(Stored entries)
■ ■ ■ ■ ■

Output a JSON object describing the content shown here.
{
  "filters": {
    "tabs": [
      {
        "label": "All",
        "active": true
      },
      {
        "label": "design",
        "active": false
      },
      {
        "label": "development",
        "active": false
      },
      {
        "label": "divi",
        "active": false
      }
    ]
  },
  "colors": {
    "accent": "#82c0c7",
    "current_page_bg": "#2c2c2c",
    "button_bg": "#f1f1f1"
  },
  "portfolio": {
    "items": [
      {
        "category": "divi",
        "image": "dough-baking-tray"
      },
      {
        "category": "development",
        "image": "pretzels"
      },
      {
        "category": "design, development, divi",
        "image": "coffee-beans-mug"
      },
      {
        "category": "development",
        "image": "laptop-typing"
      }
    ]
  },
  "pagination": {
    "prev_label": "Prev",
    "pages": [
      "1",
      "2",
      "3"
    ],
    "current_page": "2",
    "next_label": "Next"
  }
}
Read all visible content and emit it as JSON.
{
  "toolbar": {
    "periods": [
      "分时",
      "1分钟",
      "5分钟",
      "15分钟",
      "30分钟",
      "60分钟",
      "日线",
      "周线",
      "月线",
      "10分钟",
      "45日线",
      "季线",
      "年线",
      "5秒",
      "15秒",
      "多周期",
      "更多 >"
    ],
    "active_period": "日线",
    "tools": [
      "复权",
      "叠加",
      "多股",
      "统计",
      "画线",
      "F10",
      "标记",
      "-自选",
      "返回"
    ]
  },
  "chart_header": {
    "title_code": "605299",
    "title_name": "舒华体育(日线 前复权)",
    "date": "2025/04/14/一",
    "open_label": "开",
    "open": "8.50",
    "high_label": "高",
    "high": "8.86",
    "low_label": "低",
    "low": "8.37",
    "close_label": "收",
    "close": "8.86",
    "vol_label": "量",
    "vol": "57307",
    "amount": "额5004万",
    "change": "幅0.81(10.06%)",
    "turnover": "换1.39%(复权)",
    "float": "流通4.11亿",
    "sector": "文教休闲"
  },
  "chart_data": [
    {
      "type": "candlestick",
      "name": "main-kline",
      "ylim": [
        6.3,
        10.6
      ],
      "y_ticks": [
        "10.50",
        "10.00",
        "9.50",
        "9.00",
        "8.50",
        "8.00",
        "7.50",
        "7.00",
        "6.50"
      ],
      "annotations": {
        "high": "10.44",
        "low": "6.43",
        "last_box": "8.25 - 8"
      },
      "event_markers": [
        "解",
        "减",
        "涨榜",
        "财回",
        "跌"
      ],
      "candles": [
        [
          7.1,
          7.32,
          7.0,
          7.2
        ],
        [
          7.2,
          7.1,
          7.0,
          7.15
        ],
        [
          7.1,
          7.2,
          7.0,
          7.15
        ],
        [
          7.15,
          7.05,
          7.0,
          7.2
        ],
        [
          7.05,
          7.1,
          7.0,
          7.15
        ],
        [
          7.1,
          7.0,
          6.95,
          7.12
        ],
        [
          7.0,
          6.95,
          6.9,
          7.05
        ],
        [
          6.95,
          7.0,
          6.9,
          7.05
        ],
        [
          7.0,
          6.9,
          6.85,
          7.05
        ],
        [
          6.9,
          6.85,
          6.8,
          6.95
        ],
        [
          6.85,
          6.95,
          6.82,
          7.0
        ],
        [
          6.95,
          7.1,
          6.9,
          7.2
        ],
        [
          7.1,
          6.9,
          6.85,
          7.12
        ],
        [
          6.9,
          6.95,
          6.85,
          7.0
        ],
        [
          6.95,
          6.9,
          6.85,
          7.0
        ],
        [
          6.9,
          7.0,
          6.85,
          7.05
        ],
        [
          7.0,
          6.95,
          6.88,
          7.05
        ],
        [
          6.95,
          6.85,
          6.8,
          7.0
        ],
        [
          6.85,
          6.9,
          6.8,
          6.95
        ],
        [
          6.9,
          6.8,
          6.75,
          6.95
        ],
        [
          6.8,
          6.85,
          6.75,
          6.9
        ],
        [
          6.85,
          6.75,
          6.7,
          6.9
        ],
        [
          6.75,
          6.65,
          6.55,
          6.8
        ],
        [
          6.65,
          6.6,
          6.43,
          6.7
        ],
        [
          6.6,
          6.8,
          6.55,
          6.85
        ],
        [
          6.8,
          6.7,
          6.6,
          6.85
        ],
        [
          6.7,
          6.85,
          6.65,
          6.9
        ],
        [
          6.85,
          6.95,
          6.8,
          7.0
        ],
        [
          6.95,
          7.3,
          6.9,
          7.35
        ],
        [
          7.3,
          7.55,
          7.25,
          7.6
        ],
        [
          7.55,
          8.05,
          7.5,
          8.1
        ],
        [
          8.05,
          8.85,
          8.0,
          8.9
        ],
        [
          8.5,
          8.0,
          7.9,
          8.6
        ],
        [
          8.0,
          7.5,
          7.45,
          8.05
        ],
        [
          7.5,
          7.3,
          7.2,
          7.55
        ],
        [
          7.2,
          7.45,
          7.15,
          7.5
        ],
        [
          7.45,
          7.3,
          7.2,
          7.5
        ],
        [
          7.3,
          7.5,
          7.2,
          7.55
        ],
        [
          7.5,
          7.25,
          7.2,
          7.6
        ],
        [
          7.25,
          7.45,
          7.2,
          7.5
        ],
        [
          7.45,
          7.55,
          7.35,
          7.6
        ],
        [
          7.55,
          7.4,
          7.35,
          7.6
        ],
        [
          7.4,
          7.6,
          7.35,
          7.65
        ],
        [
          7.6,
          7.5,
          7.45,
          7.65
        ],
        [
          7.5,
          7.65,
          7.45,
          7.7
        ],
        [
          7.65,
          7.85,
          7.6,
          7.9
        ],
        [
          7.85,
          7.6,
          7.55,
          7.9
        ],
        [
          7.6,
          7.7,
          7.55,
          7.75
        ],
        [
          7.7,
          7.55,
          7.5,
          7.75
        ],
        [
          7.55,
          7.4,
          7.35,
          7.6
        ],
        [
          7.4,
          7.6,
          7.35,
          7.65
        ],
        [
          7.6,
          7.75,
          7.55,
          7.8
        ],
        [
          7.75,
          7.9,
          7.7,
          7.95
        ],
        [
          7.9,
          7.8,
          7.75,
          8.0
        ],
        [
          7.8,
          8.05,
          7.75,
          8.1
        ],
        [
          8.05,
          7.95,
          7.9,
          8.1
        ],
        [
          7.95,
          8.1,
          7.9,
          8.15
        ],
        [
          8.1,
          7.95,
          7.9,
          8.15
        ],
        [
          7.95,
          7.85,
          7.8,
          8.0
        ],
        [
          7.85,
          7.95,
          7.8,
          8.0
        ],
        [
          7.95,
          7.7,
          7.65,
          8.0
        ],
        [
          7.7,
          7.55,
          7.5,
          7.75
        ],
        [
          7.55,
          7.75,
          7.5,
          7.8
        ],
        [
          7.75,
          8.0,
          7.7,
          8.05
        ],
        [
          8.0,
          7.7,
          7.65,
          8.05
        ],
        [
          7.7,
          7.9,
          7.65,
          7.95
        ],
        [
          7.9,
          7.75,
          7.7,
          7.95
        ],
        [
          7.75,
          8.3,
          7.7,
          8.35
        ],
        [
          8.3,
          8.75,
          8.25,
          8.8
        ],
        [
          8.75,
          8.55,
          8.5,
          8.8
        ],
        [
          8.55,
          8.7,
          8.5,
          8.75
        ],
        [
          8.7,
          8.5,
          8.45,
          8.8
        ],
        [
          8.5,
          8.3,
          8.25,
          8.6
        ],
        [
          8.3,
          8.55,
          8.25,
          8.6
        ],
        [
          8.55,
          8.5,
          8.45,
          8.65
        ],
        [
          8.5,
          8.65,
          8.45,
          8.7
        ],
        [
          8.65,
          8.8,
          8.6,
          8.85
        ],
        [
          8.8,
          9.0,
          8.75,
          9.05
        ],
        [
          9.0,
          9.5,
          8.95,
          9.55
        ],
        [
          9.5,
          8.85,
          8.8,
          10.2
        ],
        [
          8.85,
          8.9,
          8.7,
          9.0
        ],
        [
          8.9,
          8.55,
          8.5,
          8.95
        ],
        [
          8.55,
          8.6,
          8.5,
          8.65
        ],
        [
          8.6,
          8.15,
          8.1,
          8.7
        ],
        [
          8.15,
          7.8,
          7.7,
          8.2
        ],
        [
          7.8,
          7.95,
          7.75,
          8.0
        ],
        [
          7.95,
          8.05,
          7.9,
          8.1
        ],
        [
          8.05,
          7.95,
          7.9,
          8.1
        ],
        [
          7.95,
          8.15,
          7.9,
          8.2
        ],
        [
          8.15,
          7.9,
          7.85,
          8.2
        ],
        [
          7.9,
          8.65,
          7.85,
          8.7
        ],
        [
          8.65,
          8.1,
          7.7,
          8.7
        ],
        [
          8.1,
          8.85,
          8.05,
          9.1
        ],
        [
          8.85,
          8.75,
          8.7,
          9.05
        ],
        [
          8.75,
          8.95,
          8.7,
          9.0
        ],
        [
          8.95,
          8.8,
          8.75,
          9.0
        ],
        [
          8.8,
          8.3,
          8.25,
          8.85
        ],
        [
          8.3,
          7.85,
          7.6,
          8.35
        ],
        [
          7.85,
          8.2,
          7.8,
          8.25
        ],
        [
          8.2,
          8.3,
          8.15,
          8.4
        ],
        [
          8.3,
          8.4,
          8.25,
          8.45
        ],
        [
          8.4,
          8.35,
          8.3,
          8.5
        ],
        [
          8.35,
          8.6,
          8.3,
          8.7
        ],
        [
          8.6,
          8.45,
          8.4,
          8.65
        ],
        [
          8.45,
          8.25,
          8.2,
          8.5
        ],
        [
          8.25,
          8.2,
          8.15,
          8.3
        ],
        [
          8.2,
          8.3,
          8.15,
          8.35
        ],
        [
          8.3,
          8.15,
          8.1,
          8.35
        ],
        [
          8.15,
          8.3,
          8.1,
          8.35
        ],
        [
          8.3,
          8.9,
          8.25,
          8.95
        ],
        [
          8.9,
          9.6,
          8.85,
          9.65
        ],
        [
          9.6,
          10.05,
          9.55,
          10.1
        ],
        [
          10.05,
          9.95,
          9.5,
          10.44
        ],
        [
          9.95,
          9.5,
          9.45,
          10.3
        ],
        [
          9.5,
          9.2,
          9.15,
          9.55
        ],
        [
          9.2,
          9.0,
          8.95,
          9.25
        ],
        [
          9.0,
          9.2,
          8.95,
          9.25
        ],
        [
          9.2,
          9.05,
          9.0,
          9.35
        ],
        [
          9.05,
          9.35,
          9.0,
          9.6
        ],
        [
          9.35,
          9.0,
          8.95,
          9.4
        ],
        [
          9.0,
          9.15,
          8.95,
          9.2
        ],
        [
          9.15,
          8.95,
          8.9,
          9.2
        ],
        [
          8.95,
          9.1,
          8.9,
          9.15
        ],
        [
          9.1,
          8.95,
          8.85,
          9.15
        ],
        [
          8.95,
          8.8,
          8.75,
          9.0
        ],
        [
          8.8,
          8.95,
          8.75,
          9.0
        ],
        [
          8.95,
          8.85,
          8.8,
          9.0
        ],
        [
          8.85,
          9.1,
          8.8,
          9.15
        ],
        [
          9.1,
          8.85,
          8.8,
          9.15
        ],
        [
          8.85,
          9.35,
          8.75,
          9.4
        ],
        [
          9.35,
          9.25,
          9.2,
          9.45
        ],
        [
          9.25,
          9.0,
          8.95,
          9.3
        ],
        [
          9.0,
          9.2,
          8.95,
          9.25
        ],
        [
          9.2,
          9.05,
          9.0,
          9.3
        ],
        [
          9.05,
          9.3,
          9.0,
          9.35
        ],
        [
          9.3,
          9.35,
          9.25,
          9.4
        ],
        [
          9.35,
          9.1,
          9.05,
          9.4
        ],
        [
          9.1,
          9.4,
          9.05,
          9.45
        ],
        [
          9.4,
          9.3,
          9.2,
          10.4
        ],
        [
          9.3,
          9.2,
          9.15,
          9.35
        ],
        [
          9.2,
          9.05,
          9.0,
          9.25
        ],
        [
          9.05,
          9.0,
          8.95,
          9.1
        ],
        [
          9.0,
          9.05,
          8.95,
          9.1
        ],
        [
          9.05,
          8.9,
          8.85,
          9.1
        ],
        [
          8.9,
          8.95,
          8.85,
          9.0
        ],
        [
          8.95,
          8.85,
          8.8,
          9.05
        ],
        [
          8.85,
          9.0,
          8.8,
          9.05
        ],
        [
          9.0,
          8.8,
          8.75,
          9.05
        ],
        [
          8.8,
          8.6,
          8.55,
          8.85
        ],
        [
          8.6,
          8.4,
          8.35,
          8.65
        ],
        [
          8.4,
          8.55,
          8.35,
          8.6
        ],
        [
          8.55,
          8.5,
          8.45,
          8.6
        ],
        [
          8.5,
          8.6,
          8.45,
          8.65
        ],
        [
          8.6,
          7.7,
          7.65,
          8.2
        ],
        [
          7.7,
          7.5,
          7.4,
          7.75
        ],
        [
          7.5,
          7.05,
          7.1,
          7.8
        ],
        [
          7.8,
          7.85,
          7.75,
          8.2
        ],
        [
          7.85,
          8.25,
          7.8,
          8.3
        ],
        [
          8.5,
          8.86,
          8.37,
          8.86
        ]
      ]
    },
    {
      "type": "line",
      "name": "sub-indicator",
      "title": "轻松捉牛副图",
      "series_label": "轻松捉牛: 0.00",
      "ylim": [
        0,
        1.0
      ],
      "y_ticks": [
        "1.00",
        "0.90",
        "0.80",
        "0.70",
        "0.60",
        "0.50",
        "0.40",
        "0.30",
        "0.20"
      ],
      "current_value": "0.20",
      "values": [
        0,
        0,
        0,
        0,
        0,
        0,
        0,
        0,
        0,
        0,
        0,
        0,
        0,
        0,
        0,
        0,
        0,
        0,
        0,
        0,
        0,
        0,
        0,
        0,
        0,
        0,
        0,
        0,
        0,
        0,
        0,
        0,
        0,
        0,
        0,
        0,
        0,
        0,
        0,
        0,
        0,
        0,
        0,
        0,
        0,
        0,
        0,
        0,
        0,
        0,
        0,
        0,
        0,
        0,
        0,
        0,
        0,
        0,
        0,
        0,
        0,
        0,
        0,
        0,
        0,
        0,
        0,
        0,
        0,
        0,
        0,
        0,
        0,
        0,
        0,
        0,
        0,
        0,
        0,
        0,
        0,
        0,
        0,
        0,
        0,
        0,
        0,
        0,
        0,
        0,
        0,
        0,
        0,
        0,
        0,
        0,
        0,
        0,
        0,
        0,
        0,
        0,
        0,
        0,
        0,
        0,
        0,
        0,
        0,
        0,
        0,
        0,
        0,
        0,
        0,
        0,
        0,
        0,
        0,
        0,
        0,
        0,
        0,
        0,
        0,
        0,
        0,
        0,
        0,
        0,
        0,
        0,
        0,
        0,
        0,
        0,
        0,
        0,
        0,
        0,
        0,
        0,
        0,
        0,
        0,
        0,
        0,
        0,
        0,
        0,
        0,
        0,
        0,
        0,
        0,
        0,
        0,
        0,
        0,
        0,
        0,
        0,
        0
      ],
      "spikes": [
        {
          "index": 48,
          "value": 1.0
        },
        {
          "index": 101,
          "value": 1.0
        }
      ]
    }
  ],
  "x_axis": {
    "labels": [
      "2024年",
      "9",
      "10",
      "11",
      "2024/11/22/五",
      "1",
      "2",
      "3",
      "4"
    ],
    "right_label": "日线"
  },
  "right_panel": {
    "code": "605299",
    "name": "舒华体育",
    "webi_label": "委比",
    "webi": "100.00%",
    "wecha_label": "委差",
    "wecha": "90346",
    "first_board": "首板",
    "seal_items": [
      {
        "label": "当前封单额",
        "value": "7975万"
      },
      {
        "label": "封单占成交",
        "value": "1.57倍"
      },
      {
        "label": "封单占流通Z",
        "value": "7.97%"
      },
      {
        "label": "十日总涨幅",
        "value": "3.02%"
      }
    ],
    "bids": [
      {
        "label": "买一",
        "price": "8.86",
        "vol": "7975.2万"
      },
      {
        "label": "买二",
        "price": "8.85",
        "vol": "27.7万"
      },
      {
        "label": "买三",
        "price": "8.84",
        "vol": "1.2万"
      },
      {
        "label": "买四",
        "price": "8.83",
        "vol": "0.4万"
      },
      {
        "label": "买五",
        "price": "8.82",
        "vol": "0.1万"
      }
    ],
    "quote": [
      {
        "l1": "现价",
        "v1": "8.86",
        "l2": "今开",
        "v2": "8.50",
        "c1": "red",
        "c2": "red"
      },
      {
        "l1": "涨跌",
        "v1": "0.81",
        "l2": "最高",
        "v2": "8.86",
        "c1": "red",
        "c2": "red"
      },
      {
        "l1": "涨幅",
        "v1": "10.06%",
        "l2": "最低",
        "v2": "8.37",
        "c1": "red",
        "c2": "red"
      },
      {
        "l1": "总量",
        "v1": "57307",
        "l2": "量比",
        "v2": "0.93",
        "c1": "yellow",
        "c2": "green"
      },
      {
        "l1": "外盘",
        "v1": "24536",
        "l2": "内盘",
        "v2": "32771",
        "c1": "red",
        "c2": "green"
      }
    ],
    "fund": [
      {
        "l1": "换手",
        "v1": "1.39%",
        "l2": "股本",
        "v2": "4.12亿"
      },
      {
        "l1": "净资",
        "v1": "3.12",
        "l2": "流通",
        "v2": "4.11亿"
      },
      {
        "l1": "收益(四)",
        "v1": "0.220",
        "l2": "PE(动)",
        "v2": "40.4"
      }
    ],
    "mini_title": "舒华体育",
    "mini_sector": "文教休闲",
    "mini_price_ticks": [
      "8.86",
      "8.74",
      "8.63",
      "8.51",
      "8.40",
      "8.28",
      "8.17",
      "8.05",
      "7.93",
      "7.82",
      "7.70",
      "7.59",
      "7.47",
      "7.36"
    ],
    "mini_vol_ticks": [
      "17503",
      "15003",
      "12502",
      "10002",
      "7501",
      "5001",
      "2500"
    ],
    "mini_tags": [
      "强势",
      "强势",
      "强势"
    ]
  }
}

■ ■ ■ ■ ■

**INSTRUCTIONS TO FOLLOW**
Locate the word "category" in the records and collect each line it appears in.

**WORKED ANSWER**
        "category": "divi",
        "category": "development",
        "category": "design, development, divi",
        "category": "development",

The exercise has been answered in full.